-- BEGIN Exercise material --

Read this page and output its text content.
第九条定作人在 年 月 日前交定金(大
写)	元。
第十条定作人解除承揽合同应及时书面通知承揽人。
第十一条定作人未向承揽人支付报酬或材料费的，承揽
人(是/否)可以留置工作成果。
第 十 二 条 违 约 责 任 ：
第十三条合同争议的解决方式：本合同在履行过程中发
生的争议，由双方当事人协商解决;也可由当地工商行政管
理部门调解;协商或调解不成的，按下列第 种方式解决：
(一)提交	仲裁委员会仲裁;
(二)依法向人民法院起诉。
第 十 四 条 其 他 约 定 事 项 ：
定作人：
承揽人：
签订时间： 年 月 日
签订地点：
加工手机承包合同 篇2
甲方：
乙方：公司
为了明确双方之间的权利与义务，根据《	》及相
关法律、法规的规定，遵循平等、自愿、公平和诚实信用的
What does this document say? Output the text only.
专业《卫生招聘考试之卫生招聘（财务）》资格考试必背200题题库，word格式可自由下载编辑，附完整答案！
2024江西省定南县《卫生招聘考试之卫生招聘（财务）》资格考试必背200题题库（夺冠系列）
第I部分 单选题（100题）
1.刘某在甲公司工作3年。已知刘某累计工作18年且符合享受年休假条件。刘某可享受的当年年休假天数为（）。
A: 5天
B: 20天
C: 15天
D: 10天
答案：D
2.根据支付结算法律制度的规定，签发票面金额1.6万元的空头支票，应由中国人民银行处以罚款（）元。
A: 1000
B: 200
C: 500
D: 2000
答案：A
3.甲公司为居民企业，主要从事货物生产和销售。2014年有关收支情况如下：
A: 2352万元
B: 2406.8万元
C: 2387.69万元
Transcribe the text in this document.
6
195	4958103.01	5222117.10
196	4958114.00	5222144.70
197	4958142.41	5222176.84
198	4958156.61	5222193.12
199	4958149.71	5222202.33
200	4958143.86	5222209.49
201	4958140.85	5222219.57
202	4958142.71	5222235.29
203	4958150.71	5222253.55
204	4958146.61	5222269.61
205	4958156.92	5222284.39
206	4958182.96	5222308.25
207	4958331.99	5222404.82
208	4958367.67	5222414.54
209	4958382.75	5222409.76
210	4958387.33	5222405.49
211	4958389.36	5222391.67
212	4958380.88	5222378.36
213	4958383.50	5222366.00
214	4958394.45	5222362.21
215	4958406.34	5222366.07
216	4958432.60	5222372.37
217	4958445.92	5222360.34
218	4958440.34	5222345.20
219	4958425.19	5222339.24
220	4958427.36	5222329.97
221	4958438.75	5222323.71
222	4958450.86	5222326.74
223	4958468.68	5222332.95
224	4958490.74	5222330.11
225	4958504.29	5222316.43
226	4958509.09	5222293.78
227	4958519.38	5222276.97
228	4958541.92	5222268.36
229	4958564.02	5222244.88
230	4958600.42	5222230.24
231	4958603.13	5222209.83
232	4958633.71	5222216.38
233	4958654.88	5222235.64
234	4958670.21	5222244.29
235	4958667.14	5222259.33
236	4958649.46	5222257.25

-- END Exercise material --

__Stated goal__.
What is the number of lines in the data that hold the word "this"? Reply with that number and nothing else.

__Response__.
3